**What needs to be done**
Without altering anything, repeat each of the records.

**Exercise material**
begin

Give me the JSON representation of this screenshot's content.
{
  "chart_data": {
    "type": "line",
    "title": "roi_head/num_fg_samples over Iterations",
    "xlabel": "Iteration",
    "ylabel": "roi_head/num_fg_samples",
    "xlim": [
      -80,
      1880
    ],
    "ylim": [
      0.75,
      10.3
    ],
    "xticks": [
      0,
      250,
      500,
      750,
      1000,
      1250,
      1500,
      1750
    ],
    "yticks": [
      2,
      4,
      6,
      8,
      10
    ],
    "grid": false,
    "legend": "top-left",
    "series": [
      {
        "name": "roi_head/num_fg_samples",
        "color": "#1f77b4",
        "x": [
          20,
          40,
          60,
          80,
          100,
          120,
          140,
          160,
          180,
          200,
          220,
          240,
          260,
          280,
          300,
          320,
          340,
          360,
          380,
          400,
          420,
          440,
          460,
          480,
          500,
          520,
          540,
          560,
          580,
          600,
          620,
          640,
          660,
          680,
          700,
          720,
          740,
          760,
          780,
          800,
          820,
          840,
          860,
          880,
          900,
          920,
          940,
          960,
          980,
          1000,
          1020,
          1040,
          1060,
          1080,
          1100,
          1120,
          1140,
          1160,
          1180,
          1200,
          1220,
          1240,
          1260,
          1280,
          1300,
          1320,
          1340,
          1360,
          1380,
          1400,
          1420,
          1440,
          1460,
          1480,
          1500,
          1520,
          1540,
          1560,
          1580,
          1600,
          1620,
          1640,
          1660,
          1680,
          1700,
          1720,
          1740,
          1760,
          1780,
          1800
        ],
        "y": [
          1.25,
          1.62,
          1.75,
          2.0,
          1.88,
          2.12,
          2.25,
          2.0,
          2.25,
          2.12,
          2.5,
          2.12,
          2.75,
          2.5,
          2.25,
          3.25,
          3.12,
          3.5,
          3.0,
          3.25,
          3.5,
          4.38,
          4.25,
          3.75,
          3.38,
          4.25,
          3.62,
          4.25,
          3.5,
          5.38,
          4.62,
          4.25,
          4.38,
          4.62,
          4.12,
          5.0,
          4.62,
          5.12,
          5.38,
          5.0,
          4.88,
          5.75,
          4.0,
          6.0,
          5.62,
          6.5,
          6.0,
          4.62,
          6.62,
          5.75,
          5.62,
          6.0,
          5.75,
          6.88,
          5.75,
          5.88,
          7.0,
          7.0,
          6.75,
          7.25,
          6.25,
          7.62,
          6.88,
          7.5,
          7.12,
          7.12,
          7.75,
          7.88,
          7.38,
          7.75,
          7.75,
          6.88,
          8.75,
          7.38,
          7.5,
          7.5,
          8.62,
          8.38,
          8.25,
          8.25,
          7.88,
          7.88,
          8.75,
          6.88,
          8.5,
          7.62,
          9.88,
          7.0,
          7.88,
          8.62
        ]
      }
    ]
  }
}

end

**Result of the exercise**
Give me the JSON representation of this screenshot's content.
{
  "chart_data": {
    "type": "line",
    "title": "roi_head/num_fg_samples over Iterations",
    "xlabel": "Iteration",
    "ylabel": "roi_head/num_fg_samples",
    "xlim": [
      -80,
      1880
    ],
    "ylim": [
      0.75,
      10.3
    ],
    "xticks": [
      0,
      250,
      500,
      750,
      1000,
      1250,
      1500,
      1750
    ],
    "yticks": [
      2,
      4,
      6,
      8,
      10
    ],
    "grid": false,
    "legend": "top-left",
    "series": [
      {
        "name": "roi_head/num_fg_samples",
        "color": "#1f77b4",
        "x": [
          20,
          40,
          60,
          80,
          100,
          120,
          140,
          160,
          180,
          200,
          220,
          240,
          260,
          280,
          300,
          320,
          340,
          360,
          380,
          400,
          420,
          440,
          460,
          480,
          500,
          520,
          540,
          560,
          580,
          600,
          620,
          640,
          660,
          680,
          700,
          720,
          740,
          760,
          780,
          800,
          820,
          840,
          860,
          880,
          900,
          920,
          940,
          960,
          980,
          1000,
          1020,
          1040,
          1060,
          1080,
          1100,
          1120,
          1140,
          1160,
          1180,
          1200,
          1220,
          1240,
          1260,
          1280,
          1300,
          1320,
          1340,
          1360,
          1380,
          1400,
          1420,
          1440,
          1460,
          1480,
          1500,
          1520,
          1540,
          1560,
          1580,
          1600,
          1620,
          1640,
          1660,
          1680,
          1700,
          1720,
          1740,
          1760,
          1780,
          1800
        ],
        "y": [
          1.25,
          1.62,
          1.75,
          2.0,
          1.88,
          2.12,
          2.25,
          2.0,
          2.25,
          2.12,
          2.5,
          2.12,
          2.75,
          2.5,
          2.25,
          3.25,
          3.12,
          3.5,
          3.0,
          3.25,
          3.5,
          4.38,
          4.25,
          3.75,
          3.38,
          4.25,
          3.62,
          4.25,
          3.5,
          5.38,
          4.62,
          4.25,
          4.38,
          4.62,
          4.12,
          5.0,
          4.62,
          5.12,
          5.38,
          5.0,
          4.88,
          5.75,
          4.0,
          6.0,
          5.62,
          6.5,
          6.0,
          4.62,
          6.62,
          5.75,
          5.62,
          6.0,
          5.75,
          6.88,
          5.75,
          5.88,
          7.0,
          7.0,
          6.75,
          7.25,
          6.25,
          7.62,
          6.88,
          7.5,
          7.12,
          7.12,
          7.75,
          7.88,
          7.38,
          7.75,
          7.75,
          6.88,
          8.75,
          7.38,
          7.5,
          7.5,
          8.62,
          8.38,
          8.25,
          8.25,
          7.88,
          7.88,
          8.75,
          6.88,
          8.5,
          7.62,
          9.88,
          7.0,
          7.88,
          8.62
        ]
      }
    ]
  }
}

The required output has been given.